Problem to solve
For each line of the data below that holds "internacional", copy the line.

(Dataset records)

--------------------

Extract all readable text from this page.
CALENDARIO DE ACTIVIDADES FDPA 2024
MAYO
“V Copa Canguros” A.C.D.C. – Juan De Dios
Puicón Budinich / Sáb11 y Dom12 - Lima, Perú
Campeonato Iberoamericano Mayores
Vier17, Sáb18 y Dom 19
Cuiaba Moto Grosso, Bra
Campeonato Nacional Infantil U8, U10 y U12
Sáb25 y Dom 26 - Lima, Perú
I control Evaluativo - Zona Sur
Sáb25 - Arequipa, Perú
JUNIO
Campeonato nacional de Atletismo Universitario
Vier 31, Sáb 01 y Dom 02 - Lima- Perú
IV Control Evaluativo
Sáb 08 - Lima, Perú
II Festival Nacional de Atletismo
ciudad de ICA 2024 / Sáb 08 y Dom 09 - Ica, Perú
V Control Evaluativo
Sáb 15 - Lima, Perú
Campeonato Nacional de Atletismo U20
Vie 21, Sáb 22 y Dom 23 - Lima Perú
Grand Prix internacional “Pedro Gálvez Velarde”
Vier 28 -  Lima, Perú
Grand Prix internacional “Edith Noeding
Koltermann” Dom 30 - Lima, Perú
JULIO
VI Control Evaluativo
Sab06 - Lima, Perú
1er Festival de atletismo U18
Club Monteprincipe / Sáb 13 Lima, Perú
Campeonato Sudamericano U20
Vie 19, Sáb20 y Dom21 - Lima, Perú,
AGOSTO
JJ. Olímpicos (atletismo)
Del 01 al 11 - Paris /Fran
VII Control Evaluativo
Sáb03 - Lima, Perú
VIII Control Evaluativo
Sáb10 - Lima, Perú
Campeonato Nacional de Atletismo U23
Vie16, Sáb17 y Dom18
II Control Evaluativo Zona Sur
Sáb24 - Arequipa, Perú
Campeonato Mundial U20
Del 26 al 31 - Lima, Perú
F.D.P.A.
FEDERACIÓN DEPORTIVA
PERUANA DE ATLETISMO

--------------------

Result for this exercise
Grand Prix internacional “Pedro Gálvez Velarde”
Grand Prix internacional “Edith Noeding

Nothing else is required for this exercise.